* start *

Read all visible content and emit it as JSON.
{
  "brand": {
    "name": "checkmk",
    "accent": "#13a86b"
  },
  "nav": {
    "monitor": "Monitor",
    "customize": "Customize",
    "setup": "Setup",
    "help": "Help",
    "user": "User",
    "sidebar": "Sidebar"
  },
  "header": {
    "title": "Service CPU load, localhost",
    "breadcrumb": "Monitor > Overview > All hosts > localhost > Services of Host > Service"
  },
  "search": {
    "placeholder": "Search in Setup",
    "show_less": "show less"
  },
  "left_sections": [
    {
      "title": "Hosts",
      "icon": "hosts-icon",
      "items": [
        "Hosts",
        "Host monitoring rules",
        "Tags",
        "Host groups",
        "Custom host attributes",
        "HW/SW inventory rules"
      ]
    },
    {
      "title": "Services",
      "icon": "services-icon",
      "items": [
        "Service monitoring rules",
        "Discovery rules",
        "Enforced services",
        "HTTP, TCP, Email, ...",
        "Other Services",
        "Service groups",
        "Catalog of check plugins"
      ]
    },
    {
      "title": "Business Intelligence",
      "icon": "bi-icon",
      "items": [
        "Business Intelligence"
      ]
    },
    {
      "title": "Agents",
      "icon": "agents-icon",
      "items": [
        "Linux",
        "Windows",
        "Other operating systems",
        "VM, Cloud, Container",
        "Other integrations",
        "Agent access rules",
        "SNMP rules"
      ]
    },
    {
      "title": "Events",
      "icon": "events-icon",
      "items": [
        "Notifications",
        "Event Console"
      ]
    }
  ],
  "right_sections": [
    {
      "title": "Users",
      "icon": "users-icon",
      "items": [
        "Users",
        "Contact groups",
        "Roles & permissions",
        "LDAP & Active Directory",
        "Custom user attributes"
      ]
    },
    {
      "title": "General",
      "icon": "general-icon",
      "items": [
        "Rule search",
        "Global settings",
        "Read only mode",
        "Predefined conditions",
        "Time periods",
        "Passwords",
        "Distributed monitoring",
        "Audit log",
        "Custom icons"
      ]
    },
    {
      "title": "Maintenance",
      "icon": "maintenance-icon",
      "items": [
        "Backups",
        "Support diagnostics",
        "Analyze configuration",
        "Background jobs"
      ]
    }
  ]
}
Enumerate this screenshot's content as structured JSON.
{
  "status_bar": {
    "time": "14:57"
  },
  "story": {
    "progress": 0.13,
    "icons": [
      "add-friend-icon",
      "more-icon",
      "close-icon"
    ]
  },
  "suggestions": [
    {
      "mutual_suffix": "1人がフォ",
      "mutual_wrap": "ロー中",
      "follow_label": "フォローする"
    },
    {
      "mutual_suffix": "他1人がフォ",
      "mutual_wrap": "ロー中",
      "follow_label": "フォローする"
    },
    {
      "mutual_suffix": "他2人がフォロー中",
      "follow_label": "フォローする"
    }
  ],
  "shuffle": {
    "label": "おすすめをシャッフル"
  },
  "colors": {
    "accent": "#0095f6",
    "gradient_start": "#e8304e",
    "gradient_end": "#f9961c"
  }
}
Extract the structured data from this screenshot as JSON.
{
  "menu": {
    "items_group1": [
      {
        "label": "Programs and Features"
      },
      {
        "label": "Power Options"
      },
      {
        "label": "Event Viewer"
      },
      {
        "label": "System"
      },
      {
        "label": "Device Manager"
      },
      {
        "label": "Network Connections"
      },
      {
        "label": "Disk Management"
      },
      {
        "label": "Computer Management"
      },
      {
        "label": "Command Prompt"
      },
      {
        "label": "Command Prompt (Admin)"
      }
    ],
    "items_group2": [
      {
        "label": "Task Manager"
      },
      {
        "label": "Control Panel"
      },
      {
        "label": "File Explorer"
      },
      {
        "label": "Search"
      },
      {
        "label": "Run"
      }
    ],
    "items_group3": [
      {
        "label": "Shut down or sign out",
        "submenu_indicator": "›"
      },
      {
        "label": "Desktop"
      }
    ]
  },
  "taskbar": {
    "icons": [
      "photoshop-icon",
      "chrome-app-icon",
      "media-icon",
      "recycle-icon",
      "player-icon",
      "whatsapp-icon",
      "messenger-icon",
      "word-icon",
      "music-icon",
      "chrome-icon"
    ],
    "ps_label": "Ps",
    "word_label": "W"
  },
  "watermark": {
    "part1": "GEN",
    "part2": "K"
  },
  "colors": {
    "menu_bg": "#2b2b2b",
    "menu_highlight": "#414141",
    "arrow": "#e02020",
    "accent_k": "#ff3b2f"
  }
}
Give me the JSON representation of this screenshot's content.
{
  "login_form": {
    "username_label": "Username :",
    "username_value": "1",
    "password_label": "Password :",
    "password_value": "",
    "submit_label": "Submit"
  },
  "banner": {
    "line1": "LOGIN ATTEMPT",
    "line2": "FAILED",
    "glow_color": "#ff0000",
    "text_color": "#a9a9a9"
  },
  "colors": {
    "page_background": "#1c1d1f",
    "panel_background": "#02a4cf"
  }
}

* end *

Problem description
Reproduce all of the records exactly.

Reply
Read all visible content and emit it as JSON.
{
  "brand": {
    "name": "checkmk",
    "accent": "#13a86b"
  },
  "nav": {
    "monitor": "Monitor",
    "customize": "Customize",
    "setup": "Setup",
    "help": "Help",
    "user": "User",
    "sidebar": "Sidebar"
  },
  "header": {
    "title": "Service CPU load, localhost",
    "breadcrumb": "Monitor > Overview > All hosts > localhost > Services of Host > Service"
  },
  "search": {
    "placeholder": "Search in Setup",
    "show_less": "show less"
  },
  "left_sections": [
    {
      "title": "Hosts",
      "icon": "hosts-icon",
      "items": [
        "Hosts",
        "Host monitoring rules",
        "Tags",
        "Host groups",
        "Custom host attributes",
        "HW/SW inventory rules"
      ]
    },
    {
      "title": "Services",
      "icon": "services-icon",
      "items": [
        "Service monitoring rules",
        "Discovery rules",
        "Enforced services",
        "HTTP, TCP, Email, ...",
        "Other Services",
        "Service groups",
        "Catalog of check plugins"
      ]
    },
    {
      "title": "Business Intelligence",
      "icon": "bi-icon",
      "items": [
        "Business Intelligence"
      ]
    },
    {
      "title": "Agents",
      "icon": "agents-icon",
      "items": [
        "Linux",
        "Windows",
        "Other operating systems",
        "VM, Cloud, Container",
        "Other integrations",
        "Agent access rules",
        "SNMP rules"
      ]
    },
    {
      "title": "Events",
      "icon": "events-icon",
      "items": [
        "Notifications",
        "Event Console"
      ]
    }
  ],
  "right_sections": [
    {
      "title": "Users",
      "icon": "users-icon",
      "items": [
        "Users",
        "Contact groups",
        "Roles & permissions",
        "LDAP & Active Directory",
        "Custom user attributes"
      ]
    },
    {
      "title": "General",
      "icon": "general-icon",
      "items": [
        "Rule search",
        "Global settings",
        "Read only mode",
        "Predefined conditions",
        "Time periods",
        "Passwords",
        "Distributed monitoring",
        "Audit log",
        "Custom icons"
      ]
    },
    {
      "title": "Maintenance",
      "icon": "maintenance-icon",
      "items": [
        "Backups",
        "Support diagnostics",
        "Analyze configuration",
        "Background jobs"
      ]
    }
  ]
}
Enumerate this screenshot's content as structured JSON.
{
  "status_bar": {
    "time": "14:57"
  },
  "story": {
    "progress": 0.13,
    "icons": [
      "add-friend-icon",
      "more-icon",
      "close-icon"
    ]
  },
  "suggestions": [
    {
      "mutual_suffix": "1人がフォ",
      "mutual_wrap": "ロー中",
      "follow_label": "フォローする"
    },
    {
      "mutual_suffix": "他1人がフォ",
      "mutual_wrap": "ロー中",
      "follow_label": "フォローする"
    },
    {
      "mutual_suffix": "他2人がフォロー中",
      "follow_label": "フォローする"
    }
  ],
  "shuffle": {
    "label": "おすすめをシャッフル"
  },
  "colors": {
    "accent": "#0095f6",
    "gradient_start": "#e8304e",
    "gradient_end": "#f9961c"
  }
}
Extract the structured data from this screenshot as JSON.
{
  "menu": {
    "items_group1": [
      {
        "label": "Programs and Features"
      },
      {
        "label": "Power Options"
      },
      {
        "label": "Event Viewer"
      },
      {
        "label": "System"
      },
      {
        "label": "Device Manager"
      },
      {
        "label": "Network Connections"
      },
      {
        "label": "Disk Management"
      },
      {
        "label": "Computer Management"
      },
      {
        "label": "Command Prompt"
      },
      {
        "label": "Command Prompt (Admin)"
      }
    ],
    "items_group2": [
      {
        "label": "Task Manager"
      },
      {
        "label": "Control Panel"
      },
      {
        "label": "File Explorer"
      },
      {
        "label": "Search"
      },
      {
        "label": "Run"
      }
    ],
    "items_group3": [
      {
        "label": "Shut down or sign out",
        "submenu_indicator": "›"
      },
      {
        "label": "Desktop"
      }
    ]
  },
  "taskbar": {
    "icons": [
      "photoshop-icon",
      "chrome-app-icon",
      "media-icon",
      "recycle-icon",
      "player-icon",
      "whatsapp-icon",
      "messenger-icon",
      "word-icon",
      "music-icon",
      "chrome-icon"
    ],
    "ps_label": "Ps",
    "word_label": "W"
  },
  "watermark": {
    "part1": "GEN",
    "part2": "K"
  },
  "colors": {
    "menu_bg": "#2b2b2b",
    "menu_highlight": "#414141",
    "arrow": "#e02020",
    "accent_k": "#ff3b2f"
  }
}
Give me the JSON representation of this screenshot's content.
{
  "login_form": {
    "username_label": "Username :",
    "username_value": "1",
    "password_label": "Password :",
    "password_value": "",
    "submit_label": "Submit"
  },
  "banner": {
    "line1": "LOGIN ATTEMPT",
    "line2": "FAILED",
    "glow_color": "#ff0000",
    "text_color": "#a9a9a9"
  },
  "colors": {
    "page_background": "#1c1d1f",
    "panel_background": "#02a4cf"
  }
}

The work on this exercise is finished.